[start SUPPLIED MATERIAL]

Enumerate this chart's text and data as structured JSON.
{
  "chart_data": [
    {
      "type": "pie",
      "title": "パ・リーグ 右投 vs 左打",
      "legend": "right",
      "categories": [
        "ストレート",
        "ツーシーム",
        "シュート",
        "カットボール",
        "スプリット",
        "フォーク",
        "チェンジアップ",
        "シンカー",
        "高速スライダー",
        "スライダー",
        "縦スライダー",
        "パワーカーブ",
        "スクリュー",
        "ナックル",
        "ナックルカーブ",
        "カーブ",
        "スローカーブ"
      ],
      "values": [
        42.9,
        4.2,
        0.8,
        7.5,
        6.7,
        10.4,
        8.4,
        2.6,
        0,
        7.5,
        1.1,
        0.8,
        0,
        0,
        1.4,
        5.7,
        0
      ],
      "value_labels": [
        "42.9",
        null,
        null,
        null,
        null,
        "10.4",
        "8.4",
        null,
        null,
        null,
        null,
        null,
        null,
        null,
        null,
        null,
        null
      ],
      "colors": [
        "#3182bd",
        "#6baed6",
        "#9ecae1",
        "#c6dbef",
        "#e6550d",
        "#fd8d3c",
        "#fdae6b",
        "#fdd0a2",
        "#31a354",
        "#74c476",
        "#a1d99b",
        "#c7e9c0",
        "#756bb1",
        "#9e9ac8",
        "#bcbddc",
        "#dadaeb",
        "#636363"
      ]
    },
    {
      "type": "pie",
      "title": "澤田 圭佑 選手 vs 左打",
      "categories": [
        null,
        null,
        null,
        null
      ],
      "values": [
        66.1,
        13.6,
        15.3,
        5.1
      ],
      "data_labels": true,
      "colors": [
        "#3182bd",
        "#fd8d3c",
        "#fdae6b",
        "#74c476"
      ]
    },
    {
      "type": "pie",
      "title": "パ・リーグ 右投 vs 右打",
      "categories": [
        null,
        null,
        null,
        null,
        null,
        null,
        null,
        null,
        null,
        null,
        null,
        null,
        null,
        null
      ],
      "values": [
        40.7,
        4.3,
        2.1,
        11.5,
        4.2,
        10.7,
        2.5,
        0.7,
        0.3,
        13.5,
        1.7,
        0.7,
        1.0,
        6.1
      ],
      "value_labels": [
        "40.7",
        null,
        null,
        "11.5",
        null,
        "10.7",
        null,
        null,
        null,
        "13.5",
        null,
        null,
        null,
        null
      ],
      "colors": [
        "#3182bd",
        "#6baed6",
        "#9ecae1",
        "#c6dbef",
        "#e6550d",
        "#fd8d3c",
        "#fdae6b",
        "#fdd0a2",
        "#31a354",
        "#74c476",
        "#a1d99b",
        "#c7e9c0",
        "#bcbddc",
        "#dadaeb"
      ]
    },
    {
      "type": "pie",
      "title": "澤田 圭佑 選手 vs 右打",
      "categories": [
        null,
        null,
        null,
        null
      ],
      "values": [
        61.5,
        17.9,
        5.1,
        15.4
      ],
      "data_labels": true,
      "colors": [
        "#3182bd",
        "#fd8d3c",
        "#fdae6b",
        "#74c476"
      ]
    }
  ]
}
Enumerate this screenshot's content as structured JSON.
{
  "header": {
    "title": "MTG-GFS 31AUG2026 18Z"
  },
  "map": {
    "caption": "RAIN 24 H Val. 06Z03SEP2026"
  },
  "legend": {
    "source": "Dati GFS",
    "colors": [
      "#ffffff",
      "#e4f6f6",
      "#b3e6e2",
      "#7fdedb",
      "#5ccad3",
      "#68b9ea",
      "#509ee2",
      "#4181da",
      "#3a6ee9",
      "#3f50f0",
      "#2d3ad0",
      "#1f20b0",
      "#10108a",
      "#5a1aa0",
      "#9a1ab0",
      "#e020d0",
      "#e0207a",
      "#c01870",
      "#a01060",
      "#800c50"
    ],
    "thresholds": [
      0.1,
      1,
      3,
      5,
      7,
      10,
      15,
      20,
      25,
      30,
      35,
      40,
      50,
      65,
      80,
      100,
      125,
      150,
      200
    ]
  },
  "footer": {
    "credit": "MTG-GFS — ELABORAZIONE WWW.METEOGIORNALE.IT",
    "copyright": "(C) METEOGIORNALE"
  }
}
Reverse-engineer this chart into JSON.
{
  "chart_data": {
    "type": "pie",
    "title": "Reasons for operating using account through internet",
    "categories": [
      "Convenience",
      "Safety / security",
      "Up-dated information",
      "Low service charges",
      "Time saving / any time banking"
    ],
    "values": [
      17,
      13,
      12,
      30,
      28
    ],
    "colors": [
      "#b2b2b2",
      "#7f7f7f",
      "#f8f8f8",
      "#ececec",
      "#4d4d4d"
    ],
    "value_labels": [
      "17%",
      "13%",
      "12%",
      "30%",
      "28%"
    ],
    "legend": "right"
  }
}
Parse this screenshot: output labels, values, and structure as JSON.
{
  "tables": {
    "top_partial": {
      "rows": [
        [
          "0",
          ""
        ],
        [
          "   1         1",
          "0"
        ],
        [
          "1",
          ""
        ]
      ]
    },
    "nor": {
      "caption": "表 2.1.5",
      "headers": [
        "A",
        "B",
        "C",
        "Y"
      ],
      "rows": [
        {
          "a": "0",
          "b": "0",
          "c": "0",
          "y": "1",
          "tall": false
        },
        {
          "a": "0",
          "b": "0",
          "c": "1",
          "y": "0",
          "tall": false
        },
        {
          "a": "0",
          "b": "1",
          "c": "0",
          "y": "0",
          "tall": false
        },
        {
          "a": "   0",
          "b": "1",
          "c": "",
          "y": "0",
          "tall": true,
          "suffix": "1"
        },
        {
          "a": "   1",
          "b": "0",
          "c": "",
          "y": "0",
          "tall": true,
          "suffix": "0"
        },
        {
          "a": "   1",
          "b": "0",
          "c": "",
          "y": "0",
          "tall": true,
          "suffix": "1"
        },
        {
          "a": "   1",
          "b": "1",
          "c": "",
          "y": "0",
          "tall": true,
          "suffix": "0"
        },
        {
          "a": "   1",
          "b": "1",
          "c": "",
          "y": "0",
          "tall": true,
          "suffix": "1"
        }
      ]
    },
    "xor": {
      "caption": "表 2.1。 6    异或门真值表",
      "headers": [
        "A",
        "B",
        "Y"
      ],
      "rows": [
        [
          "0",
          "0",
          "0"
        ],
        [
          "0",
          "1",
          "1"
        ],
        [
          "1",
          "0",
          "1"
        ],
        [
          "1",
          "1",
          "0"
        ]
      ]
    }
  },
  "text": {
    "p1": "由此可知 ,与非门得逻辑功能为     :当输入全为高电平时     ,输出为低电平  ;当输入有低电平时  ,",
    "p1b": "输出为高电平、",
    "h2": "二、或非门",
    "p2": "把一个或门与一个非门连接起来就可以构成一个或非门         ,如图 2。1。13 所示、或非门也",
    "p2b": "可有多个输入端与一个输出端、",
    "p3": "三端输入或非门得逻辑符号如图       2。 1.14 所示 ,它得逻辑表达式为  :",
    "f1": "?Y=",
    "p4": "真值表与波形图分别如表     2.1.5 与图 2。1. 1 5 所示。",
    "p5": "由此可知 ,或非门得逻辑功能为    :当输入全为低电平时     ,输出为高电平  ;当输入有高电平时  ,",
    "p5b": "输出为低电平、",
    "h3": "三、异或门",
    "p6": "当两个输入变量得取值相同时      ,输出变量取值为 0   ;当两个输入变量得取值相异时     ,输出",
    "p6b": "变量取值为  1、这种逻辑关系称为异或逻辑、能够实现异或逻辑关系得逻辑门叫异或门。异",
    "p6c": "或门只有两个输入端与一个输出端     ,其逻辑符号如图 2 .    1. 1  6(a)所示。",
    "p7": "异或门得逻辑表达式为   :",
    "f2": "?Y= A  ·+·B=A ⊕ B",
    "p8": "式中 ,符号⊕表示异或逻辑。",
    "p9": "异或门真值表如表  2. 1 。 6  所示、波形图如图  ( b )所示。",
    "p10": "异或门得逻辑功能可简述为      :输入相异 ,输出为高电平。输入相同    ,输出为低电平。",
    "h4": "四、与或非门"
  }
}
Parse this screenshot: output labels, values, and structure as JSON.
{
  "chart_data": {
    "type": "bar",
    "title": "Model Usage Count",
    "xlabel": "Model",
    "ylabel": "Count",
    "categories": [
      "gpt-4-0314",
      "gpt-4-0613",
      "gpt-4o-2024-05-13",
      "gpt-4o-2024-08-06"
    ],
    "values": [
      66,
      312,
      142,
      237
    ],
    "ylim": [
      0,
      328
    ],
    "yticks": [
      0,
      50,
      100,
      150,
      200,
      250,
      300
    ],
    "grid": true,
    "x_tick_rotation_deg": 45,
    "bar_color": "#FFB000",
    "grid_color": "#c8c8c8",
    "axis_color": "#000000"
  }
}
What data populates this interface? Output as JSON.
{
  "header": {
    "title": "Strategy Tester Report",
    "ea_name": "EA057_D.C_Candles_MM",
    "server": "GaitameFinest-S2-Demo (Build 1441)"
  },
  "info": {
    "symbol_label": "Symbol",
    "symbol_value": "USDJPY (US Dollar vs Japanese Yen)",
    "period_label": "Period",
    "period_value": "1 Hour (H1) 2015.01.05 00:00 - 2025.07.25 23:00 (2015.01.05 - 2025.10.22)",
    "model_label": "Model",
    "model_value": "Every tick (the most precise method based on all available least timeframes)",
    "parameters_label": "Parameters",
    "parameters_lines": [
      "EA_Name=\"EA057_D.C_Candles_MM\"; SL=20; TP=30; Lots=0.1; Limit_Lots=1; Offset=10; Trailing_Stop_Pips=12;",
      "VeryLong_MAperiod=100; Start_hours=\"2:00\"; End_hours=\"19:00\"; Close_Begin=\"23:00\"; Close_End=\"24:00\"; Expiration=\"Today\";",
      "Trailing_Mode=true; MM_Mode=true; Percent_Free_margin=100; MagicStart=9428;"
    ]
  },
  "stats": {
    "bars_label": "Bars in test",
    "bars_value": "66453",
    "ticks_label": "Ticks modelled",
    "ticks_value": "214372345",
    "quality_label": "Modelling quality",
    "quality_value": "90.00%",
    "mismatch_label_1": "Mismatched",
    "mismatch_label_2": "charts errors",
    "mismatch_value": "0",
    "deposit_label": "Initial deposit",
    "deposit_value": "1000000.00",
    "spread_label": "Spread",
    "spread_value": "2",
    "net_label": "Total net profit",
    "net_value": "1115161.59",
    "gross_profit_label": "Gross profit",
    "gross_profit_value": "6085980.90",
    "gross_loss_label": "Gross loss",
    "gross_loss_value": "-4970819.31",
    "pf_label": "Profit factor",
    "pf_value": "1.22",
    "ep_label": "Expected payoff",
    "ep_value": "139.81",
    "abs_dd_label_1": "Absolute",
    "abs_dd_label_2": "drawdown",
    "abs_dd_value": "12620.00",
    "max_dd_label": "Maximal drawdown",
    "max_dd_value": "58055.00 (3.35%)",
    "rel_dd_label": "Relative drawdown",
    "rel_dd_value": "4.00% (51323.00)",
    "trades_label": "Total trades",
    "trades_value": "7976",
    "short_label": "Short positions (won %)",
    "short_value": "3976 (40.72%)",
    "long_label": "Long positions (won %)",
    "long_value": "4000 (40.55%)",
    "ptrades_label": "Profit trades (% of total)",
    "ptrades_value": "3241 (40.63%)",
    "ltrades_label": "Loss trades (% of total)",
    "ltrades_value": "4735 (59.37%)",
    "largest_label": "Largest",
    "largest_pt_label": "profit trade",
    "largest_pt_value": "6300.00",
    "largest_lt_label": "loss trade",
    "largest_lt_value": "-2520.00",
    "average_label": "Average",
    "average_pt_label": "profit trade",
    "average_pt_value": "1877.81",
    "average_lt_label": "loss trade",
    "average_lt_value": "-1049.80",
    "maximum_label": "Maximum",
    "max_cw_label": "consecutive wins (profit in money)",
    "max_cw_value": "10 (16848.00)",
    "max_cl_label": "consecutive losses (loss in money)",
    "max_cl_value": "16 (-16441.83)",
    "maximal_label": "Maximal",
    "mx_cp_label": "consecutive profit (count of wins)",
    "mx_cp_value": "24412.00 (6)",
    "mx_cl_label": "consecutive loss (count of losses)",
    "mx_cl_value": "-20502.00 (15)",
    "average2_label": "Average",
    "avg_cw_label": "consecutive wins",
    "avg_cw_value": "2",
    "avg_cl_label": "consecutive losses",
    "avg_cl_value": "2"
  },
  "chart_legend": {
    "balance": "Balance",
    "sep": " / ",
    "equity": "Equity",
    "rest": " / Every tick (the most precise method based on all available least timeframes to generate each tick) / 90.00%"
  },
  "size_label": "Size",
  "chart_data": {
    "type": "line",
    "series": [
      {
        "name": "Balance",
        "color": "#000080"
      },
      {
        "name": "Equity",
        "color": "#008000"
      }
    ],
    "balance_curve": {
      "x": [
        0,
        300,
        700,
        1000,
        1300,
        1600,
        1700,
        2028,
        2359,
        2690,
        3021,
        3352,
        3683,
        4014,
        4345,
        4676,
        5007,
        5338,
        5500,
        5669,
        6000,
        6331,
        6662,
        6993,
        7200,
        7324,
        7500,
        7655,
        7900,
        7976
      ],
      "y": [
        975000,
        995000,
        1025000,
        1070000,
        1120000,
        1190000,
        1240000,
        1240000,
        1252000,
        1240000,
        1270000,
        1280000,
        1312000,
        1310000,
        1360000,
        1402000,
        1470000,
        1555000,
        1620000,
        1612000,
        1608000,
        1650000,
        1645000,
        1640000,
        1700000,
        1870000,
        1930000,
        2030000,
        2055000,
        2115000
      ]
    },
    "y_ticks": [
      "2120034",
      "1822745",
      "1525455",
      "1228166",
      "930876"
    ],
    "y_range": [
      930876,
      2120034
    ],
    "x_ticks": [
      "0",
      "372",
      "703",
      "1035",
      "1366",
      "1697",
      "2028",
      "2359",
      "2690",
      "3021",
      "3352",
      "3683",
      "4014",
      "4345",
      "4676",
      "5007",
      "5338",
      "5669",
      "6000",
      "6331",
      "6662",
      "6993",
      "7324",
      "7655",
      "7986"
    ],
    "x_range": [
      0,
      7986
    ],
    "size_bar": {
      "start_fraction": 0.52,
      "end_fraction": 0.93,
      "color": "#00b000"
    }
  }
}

[end SUPPLIED MATERIAL]

Go through the records and pull out each line that includes the word "precise".

• [COMPLETE OUTPUT]
    "model_value": "Every tick (the most precise method based on all available least timeframes)",
    "rest": " / Every tick (the most precise method based on all available least timeframes to generate each tick) / 90.00%"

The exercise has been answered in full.